Records supplied.
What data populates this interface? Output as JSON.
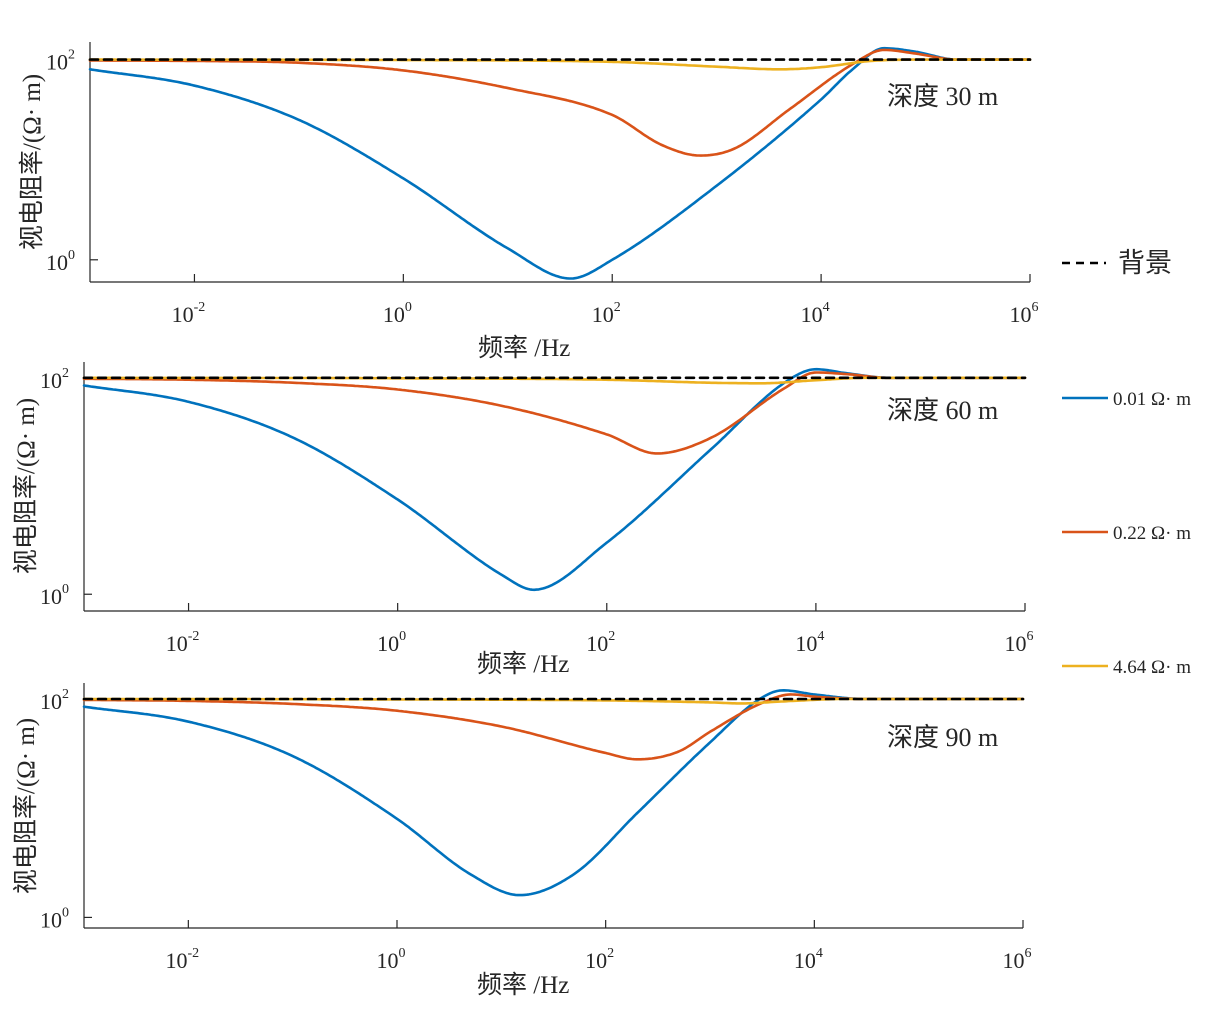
{
  "colors": {
    "background": "#000000",
    "series": [
      "#0072BD",
      "#D95319",
      "#EDB120"
    ],
    "axis": "#262626"
  },
  "legend": {
    "background_label": "背景",
    "entries": [
      "0.01 Ω· m",
      "0.22 Ω· m",
      "4.64 Ω· m"
    ]
  },
  "chart_data": [
    {
      "type": "line",
      "x_scale": "log",
      "y_scale": "log",
      "xlim": [
        0.001,
        1000000
      ],
      "ylim": [
        0.6,
        150
      ],
      "xlabel": "频率 /Hz",
      "ylabel": "视电阻率/(Ω· m)",
      "annotation": "深度 30 m",
      "x_ticks": [
        {
          "base": "10",
          "exp": "-2",
          "value": 0.01
        },
        {
          "base": "10",
          "exp": "0",
          "value": 1
        },
        {
          "base": "10",
          "exp": "2",
          "value": 100
        },
        {
          "base": "10",
          "exp": "4",
          "value": 10000
        },
        {
          "base": "10",
          "exp": "6",
          "value": 1000000
        }
      ],
      "y_ticks": [
        {
          "base": "10",
          "exp": "0",
          "value": 1
        },
        {
          "base": "10",
          "exp": "2",
          "value": 100
        }
      ],
      "series": [
        {
          "name": "背景",
          "style": "dashed",
          "x": [
            0.001,
            1000000
          ],
          "y": [
            100,
            100
          ]
        },
        {
          "name": "0.01 Ω· m",
          "x": [
            0.001,
            0.01,
            0.1,
            1,
            10,
            40,
            100,
            1000,
            10000,
            20000,
            40000,
            80000,
            200000,
            1000000
          ],
          "y": [
            80,
            55,
            25,
            6.5,
            1.3,
            0.65,
            1.0,
            5.5,
            40,
            80,
            130,
            120,
            100,
            100
          ]
        },
        {
          "name": "0.22 Ω· m",
          "x": [
            0.001,
            0.01,
            0.1,
            1,
            10,
            100,
            300,
            700,
            1500,
            5000,
            20000,
            40000,
            80000,
            200000,
            1000000
          ],
          "y": [
            98,
            97,
            93,
            78,
            52,
            28,
            14,
            11,
            13,
            32,
            90,
            125,
            115,
            100,
            100
          ]
        },
        {
          "name": "4.64 Ω· m",
          "x": [
            0.001,
            1,
            100,
            1000,
            4000,
            10000,
            30000,
            100000,
            1000000
          ],
          "y": [
            100,
            99,
            95,
            85,
            80,
            84,
            97,
            100,
            100
          ]
        }
      ]
    },
    {
      "type": "line",
      "x_scale": "log",
      "y_scale": "log",
      "xlim": [
        0.001,
        1000000
      ],
      "ylim": [
        0.7,
        140
      ],
      "xlabel": "频率  /Hz",
      "ylabel": "视电阻率/(Ω· m)",
      "annotation": "深度 60 m",
      "x_ticks": [
        {
          "base": "10",
          "exp": "-2",
          "value": 0.01
        },
        {
          "base": "10",
          "exp": "0",
          "value": 1
        },
        {
          "base": "10",
          "exp": "2",
          "value": 100
        },
        {
          "base": "10",
          "exp": "4",
          "value": 10000
        },
        {
          "base": "10",
          "exp": "6",
          "value": 1000000
        }
      ],
      "y_ticks": [
        {
          "base": "10",
          "exp": "0",
          "value": 1
        },
        {
          "base": "10",
          "exp": "2",
          "value": 100
        }
      ],
      "series": [
        {
          "name": "背景",
          "style": "dashed",
          "x": [
            0.001,
            1000000
          ],
          "y": [
            100,
            100
          ]
        },
        {
          "name": "0.01 Ω· m",
          "x": [
            0.001,
            0.01,
            0.1,
            1,
            10,
            20,
            100,
            1000,
            5000,
            10000,
            20000,
            50000,
            1000000
          ],
          "y": [
            85,
            60,
            28,
            7.5,
            1.5,
            1.1,
            3.0,
            22,
            90,
            120,
            110,
            100,
            100
          ]
        },
        {
          "name": "0.22 Ω· m",
          "x": [
            0.001,
            0.01,
            0.1,
            1,
            10,
            100,
            300,
            1000,
            5000,
            10000,
            20000,
            50000,
            1000000
          ],
          "y": [
            98,
            96,
            90,
            78,
            55,
            30,
            20,
            28,
            80,
            112,
            108,
            100,
            100
          ]
        },
        {
          "name": "4.64 Ω· m",
          "x": [
            0.001,
            1,
            100,
            1000,
            3000,
            10000,
            30000,
            1000000
          ],
          "y": [
            100,
            99,
            96,
            90,
            89,
            95,
            100,
            100
          ]
        }
      ]
    },
    {
      "type": "line",
      "x_scale": "log",
      "y_scale": "log",
      "xlim": [
        0.001,
        1000000
      ],
      "ylim": [
        0.8,
        140
      ],
      "xlabel": "频率  /Hz",
      "ylabel": "视电阻率/(Ω· m)",
      "annotation": "深度 90 m",
      "x_ticks": [
        {
          "base": "10",
          "exp": "-2",
          "value": 0.01
        },
        {
          "base": "10",
          "exp": "0",
          "value": 1
        },
        {
          "base": "10",
          "exp": "2",
          "value": 100
        },
        {
          "base": "10",
          "exp": "4",
          "value": 10000
        },
        {
          "base": "10",
          "exp": "6",
          "value": 1000000
        }
      ],
      "y_ticks": [
        {
          "base": "10",
          "exp": "0",
          "value": 1
        },
        {
          "base": "10",
          "exp": "2",
          "value": 100
        }
      ],
      "series": [
        {
          "name": "背景",
          "style": "dashed",
          "x": [
            0.001,
            1000000
          ],
          "y": [
            100,
            100
          ]
        },
        {
          "name": "0.01 Ω· m",
          "x": [
            0.001,
            0.01,
            0.1,
            1,
            5,
            15,
            50,
            200,
            1000,
            3000,
            5000,
            10000,
            30000,
            1000000
          ],
          "y": [
            85,
            62,
            30,
            8,
            2.5,
            1.6,
            2.5,
            9,
            40,
            100,
            120,
            110,
            100,
            100
          ]
        },
        {
          "name": "0.22 Ω· m",
          "x": [
            0.001,
            0.01,
            0.1,
            1,
            10,
            100,
            200,
            500,
            1000,
            3000,
            6000,
            10000,
            30000,
            1000000
          ],
          "y": [
            98,
            96,
            90,
            78,
            56,
            32,
            28,
            33,
            50,
            90,
            110,
            105,
            100,
            100
          ]
        },
        {
          "name": "4.64 Ω· m",
          "x": [
            0.001,
            1,
            100,
            1000,
            2000,
            5000,
            20000,
            1000000
          ],
          "y": [
            100,
            99,
            97,
            93,
            91,
            95,
            100,
            100
          ]
        }
      ]
    }
  ]
}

Exercise requirements. Extract the full listing above verbatim; pictures are to be left out of the copy.

Finished task.
What data populates this interface? Output as JSON.
{
  "colors": {
    "background": "#000000",
    "series": [
      "#0072BD",
      "#D95319",
      "#EDB120"
    ],
    "axis": "#262626"
  },
  "legend": {
    "background_label": "背景",
    "entries": [
      "0.01 Ω· m",
      "0.22 Ω· m",
      "4.64 Ω· m"
    ]
  },
  "chart_data": [
    {
      "type": "line",
      "x_scale": "log",
      "y_scale": "log",
      "xlim": [
        0.001,
        1000000
      ],
      "ylim": [
        0.6,
        150
      ],
      "xlabel": "频率 /Hz",
      "ylabel": "视电阻率/(Ω· m)",
      "annotation": "深度 30 m",
      "x_ticks": [
        {
          "base": "10",
          "exp": "-2",
          "value": 0.01
        },
        {
          "base": "10",
          "exp": "0",
          "value": 1
        },
        {
          "base": "10",
          "exp": "2",
          "value": 100
        },
        {
          "base": "10",
          "exp": "4",
          "value": 10000
        },
        {
          "base": "10",
          "exp": "6",
          "value": 1000000
        }
      ],
      "y_ticks": [
        {
          "base": "10",
          "exp": "0",
          "value": 1
        },
        {
          "base": "10",
          "exp": "2",
          "value": 100
        }
      ],
      "series": [
        {
          "name": "背景",
          "style": "dashed",
          "x": [
            0.001,
            1000000
          ],
          "y": [
            100,
            100
          ]
        },
        {
          "name": "0.01 Ω· m",
          "x": [
            0.001,
            0.01,
            0.1,
            1,
            10,
            40,
            100,
            1000,
            10000,
            20000,
            40000,
            80000,
            200000,
            1000000
          ],
          "y": [
            80,
            55,
            25,
            6.5,
            1.3,
            0.65,
            1.0,
            5.5,
            40,
            80,
            130,
            120,
            100,
            100
          ]
        },
        {
          "name": "0.22 Ω· m",
          "x": [
            0.001,
            0.01,
            0.1,
            1,
            10,
            100,
            300,
            700,
            1500,
            5000,
            20000,
            40000,
            80000,
            200000,
            1000000
          ],
          "y": [
            98,
            97,
            93,
            78,
            52,
            28,
            14,
            11,
            13,
            32,
            90,
            125,
            115,
            100,
            100
          ]
        },
        {
          "name": "4.64 Ω· m",
          "x": [
            0.001,
            1,
            100,
            1000,
            4000,
            10000,
            30000,
            100000,
            1000000
          ],
          "y": [
            100,
            99,
            95,
            85,
            80,
            84,
            97,
            100,
            100
          ]
        }
      ]
    },
    {
      "type": "line",
      "x_scale": "log",
      "y_scale": "log",
      "xlim": [
        0.001,
        1000000
      ],
      "ylim": [
        0.7,
        140
      ],
      "xlabel": "频率  /Hz",
      "ylabel": "视电阻率/(Ω· m)",
      "annotation": "深度 60 m",
      "x_ticks": [
        {
          "base": "10",
          "exp": "-2",
          "value": 0.01
        },
        {
          "base": "10",
          "exp": "0",
          "value": 1
        },
        {
          "base": "10",
          "exp": "2",
          "value": 100
        },
        {
          "base": "10",
          "exp": "4",
          "value": 10000
        },
        {
          "base": "10",
          "exp": "6",
          "value": 1000000
        }
      ],
      "y_ticks": [
        {
          "base": "10",
          "exp": "0",
          "value": 1
        },
        {
          "base": "10",
          "exp": "2",
          "value": 100
        }
      ],
      "series": [
        {
          "name": "背景",
          "style": "dashed",
          "x": [
            0.001,
            1000000
          ],
          "y": [
            100,
            100
          ]
        },
        {
          "name": "0.01 Ω· m",
          "x": [
            0.001,
            0.01,
            0.1,
            1,
            10,
            20,
            100,
            1000,
            5000,
            10000,
            20000,
            50000,
            1000000
          ],
          "y": [
            85,
            60,
            28,
            7.5,
            1.5,
            1.1,
            3.0,
            22,
            90,
            120,
            110,
            100,
            100
          ]
        },
        {
          "name": "0.22 Ω· m",
          "x": [
            0.001,
            0.01,
            0.1,
            1,
            10,
            100,
            300,
            1000,
            5000,
            10000,
            20000,
            50000,
            1000000
          ],
          "y": [
            98,
            96,
            90,
            78,
            55,
            30,
            20,
            28,
            80,
            112,
            108,
            100,
            100
          ]
        },
        {
          "name": "4.64 Ω· m",
          "x": [
            0.001,
            1,
            100,
            1000,
            3000,
            10000,
            30000,
            1000000
          ],
          "y": [
            100,
            99,
            96,
            90,
            89,
            95,
            100,
            100
          ]
        }
      ]
    },
    {
      "type": "line",
      "x_scale": "log",
      "y_scale": "log",
      "xlim": [
        0.001,
        1000000
      ],
      "ylim": [
        0.8,
        140
      ],
      "xlabel": "频率  /Hz",
      "ylabel": "视电阻率/(Ω· m)",
      "annotation": "深度 90 m",
      "x_ticks": [
        {
          "base": "10",
          "exp": "-2",
          "value": 0.01
        },
        {
          "base": "10",
          "exp": "0",
          "value": 1
        },
        {
          "base": "10",
          "exp": "2",
          "value": 100
        },
        {
          "base": "10",
          "exp": "4",
          "value": 10000
        },
        {
          "base": "10",
          "exp": "6",
          "value": 1000000
        }
      ],
      "y_ticks": [
        {
          "base": "10",
          "exp": "0",
          "value": 1
        },
        {
          "base": "10",
          "exp": "2",
          "value": 100
        }
      ],
      "series": [
        {
          "name": "背景",
          "style": "dashed",
          "x": [
            0.001,
            1000000
          ],
          "y": [
            100,
            100
          ]
        },
        {
          "name": "0.01 Ω· m",
          "x": [
            0.001,
            0.01,
            0.1,
            1,
            5,
            15,
            50,
            200,
            1000,
            3000,
            5000,
            10000,
            30000,
            1000000
          ],
          "y": [
            85,
            62,
            30,
            8,
            2.5,
            1.6,
            2.5,
            9,
            40,
            100,
            120,
            110,
            100,
            100
          ]
        },
        {
          "name": "0.22 Ω· m",
          "x": [
            0.001,
            0.01,
            0.1,
            1,
            10,
            100,
            200,
            500,
            1000,
            3000,
            6000,
            10000,
            30000,
            1000000
          ],
          "y": [
            98,
            96,
            90,
            78,
            56,
            32,
            28,
            33,
            50,
            90,
            110,
            105,
            100,
            100
          ]
        },
        {
          "name": "4.64 Ω· m",
          "x": [
            0.001,
            1,
            100,
            1000,
            2000,
            5000,
            20000,
            1000000
          ],
          "y": [
            100,
            99,
            97,
            93,
            91,
            95,
            100,
            100
          ]
        }
      ]
    }
  ]
}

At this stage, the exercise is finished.